#### INSTRUCTIONS TO FOLLOW
Which lines hold the word "twist"? Copy each of them from the material.

(Extracted data entries)
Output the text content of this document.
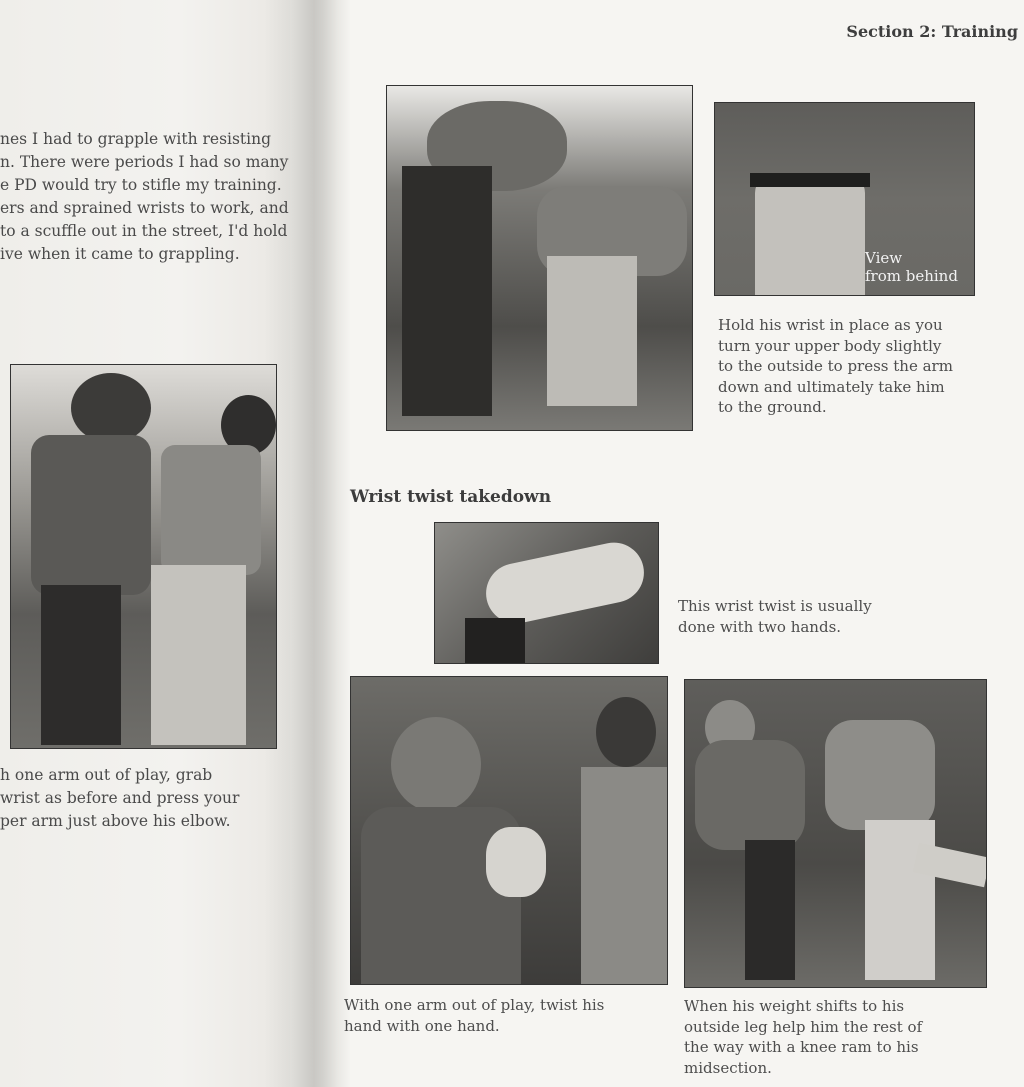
Section 2: Training
nes I had to grapple with resisting
n. There were periods I had so many
e PD would try to stifle my training.
ers and sprained wrists to work, and
to a scuffle out in the street, I'd hold
ive when it came to grappling.
h one arm out of play, grab
wrist as before and press your
per arm just above his elbow.
View
from behind
Hold his wrist in place as you
turn your upper body slightly
to the outside to press the arm
down and ultimately take him
to the ground.
Wrist twist takedown
This wrist twist is usually
done with two hands.
With one arm out of play, twist his
hand with one hand.
When his weight shifts to his
outside leg help him the rest of
the way with a knee ram to his
midsection.
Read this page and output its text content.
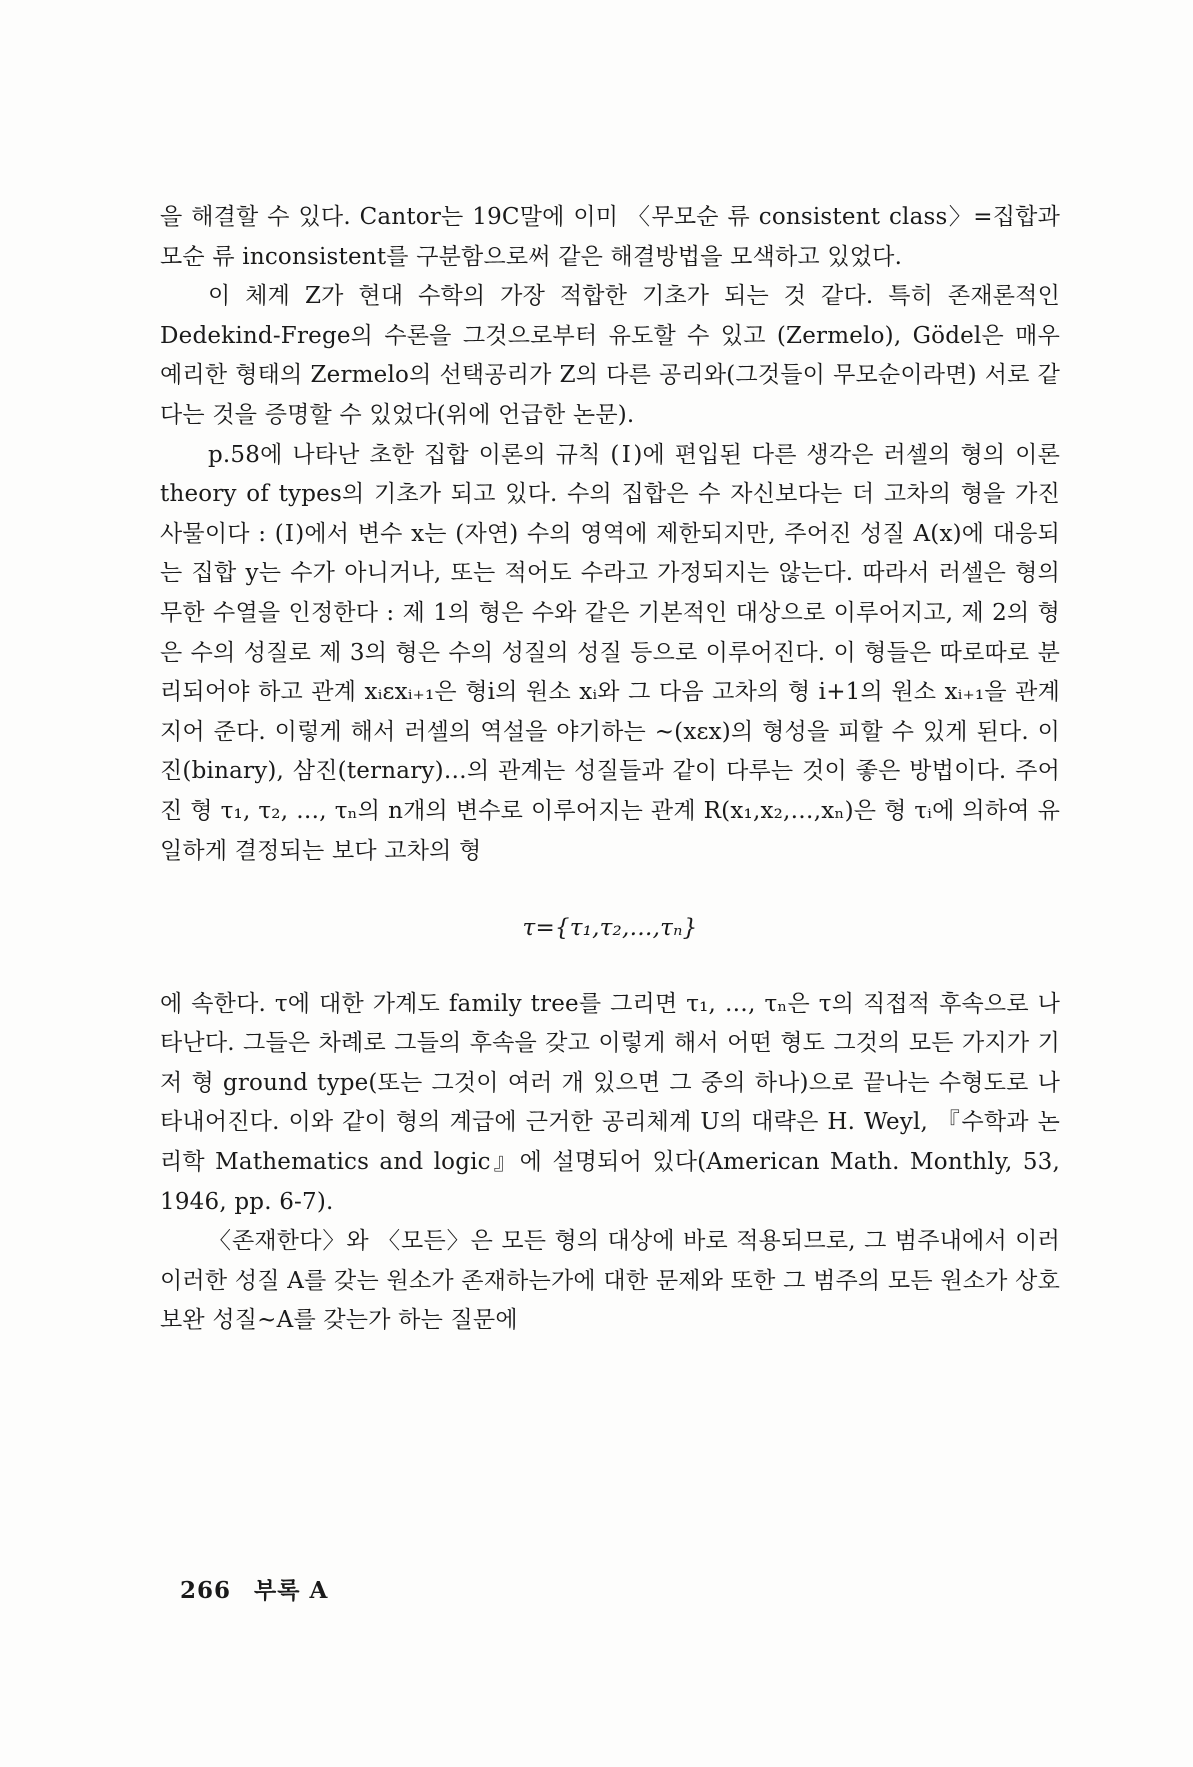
을 해결할 수 있다. Cantor는 19C말에 이미 〈무모순 류 consistent class〉=집합과 모순 류 inconsistent를 구분함으로써 같은 해결방법을 모색하고 있었다.

이 체계 Z가 현대 수학의 가장 적합한 기초가 되는 것 같다. 특히 존재론적인 Dedekind-Frege의 수론을 그것으로부터 유도할 수 있고 (Zermelo), Gödel은 매우 예리한 형태의 Zermelo의 선택공리가 Z의 다른 공리와(그것들이 무모순이라면) 서로 같다는 것을 증명할 수 있었다(위에 언급한 논문).

p.58에 나타난 초한 집합 이론의 규칙 (Ⅰ)에 편입된 다른 생각은 러셀의 형의 이론 theory of types의 기초가 되고 있다. 수의 집합은 수 자신보다는 더 고차의 형을 가진 사물이다 : (Ⅰ)에서 변수 x는 (자연) 수의 영역에 제한되지만, 주어진 성질 A(x)에 대응되는 집합 y는 수가 아니거나, 또는 적어도 수라고 가정되지는 않는다. 따라서 러셀은 형의 무한 수열을 인정한다 : 제 1의 형은 수와 같은 기본적인 대상으로 이루어지고, 제 2의 형은 수의 성질로 제 3의 형은 수의 성질의 성질 등으로 이루어진다. 이 형들은 따로따로 분리되어야 하고 관계 xᵢεxᵢ₊₁은 형i의 원소 xᵢ와 그 다음 고차의 형 i+1의 원소 xᵢ₊₁을 관계지어 준다. 이렇게 해서 러셀의 역설을 야기하는 ~(xεx)의 형성을 피할 수 있게 된다. 이진(binary), 삼진(ternary)…의 관계는 성질들과 같이 다루는 것이 좋은 방법이다. 주어진 형 τ₁, τ₂, …, τₙ의 n개의 변수로 이루어지는 관계 R(x₁,x₂,…,xₙ)은 형 τᵢ에 의하여 유일하게 결정되는 보다 고차의 형

τ={τ₁,τ₂,…,τₙ}

에 속한다. τ에 대한 가계도 family tree를 그리면 τ₁, …, τₙ은 τ의 직접적 후속으로 나타난다. 그들은 차례로 그들의 후속을 갖고 이렇게 해서 어떤 형도 그것의 모든 가지가 기저 형 ground type(또는 그것이 여러 개 있으면 그 중의 하나)으로 끝나는 수형도로 나타내어진다. 이와 같이 형의 계급에 근거한 공리체계 U의 대략은 H. Weyl, 『수학과 논리학 Mathematics and logic』에 설명되어 있다(American Math. Monthly, 53, 1946, pp. 6-7).

〈존재한다〉와 〈모든〉은 모든 형의 대상에 바로 적용되므로, 그 범주내에서 이러이러한 성질 A를 갖는 원소가 존재하는가에 대한 문제와 또한 그 범주의 모든 원소가 상호보완 성질~A를 갖는가 하는 질문에

266 부록 A
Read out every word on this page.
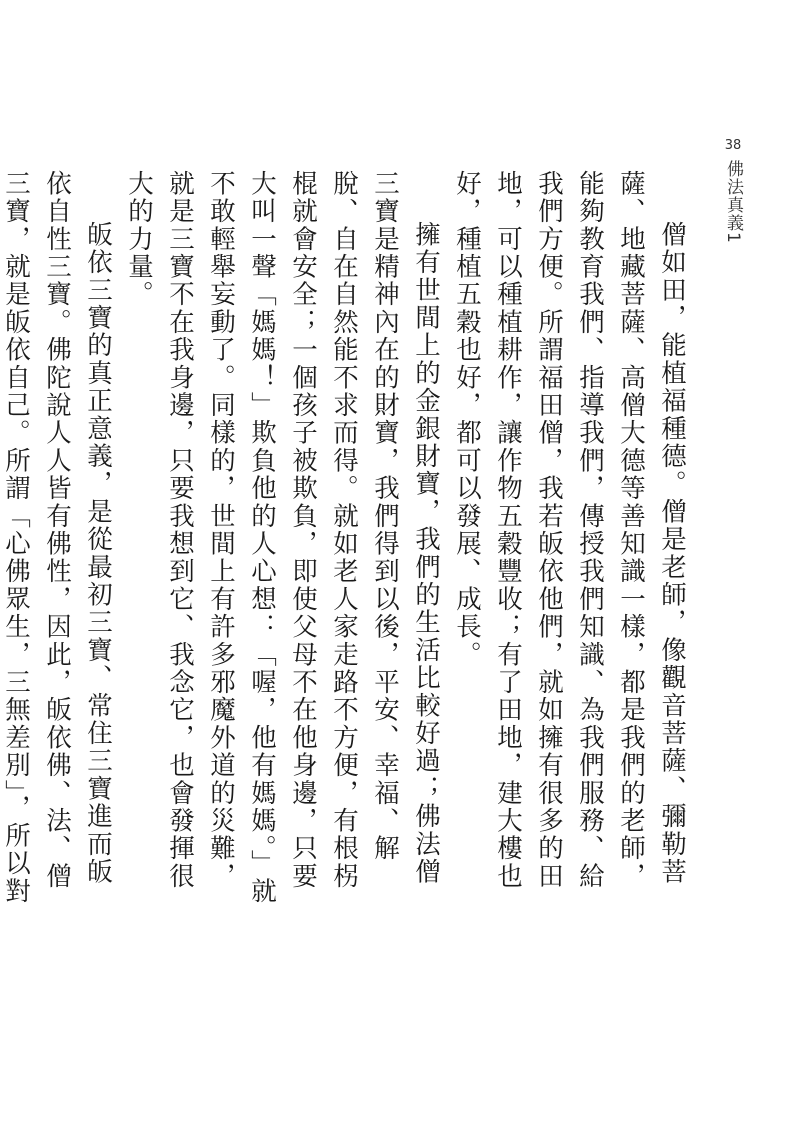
38
佛法真義1

僧如田，能植福種德。僧是老師，像觀音菩薩、彌勒菩薩、地藏菩薩、高僧大德等善知識一樣，都是我們的老師，能夠教育我們、指導我們，傳授我們知識、為我們服務、給我們方便。所謂福田僧，我若皈依他們，就如擁有很多的田地，可以種植耕作，讓作物五穀豐收；有了田地，建大樓也好，種植五穀也好，都可以發展、成長。

擁有世間上的金銀財寶，我們的生活比較好過；佛法僧三寶是精神內在的財寶，我們得到以後，平安、幸福、解脫、自在自然能不求而得。就如老人家走路不方便，有根柺棍就會安全；一個孩子被欺負，即使父母不在他身邊，只要大叫一聲「媽媽！」欺負他的人心想：「喔，他有媽媽。」就不敢輕舉妄動了。同樣的，世間上有許多邪魔外道的災難，就是三寶不在我身邊，只要我想到它、我念它，也會發揮很大的力量。

皈依三寶的真正意義，是從最初三寶、常住三寶進而皈依自性三寶。佛陀說人人皆有佛性，因此，皈依佛、法、僧三寶，就是皈依自己。所謂「心佛眾生，三無差別」，所以對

#### RESPONSE TO THE EXERCISE
Wrist twist takedown
This wrist twist is usually
With one arm out of play, twist his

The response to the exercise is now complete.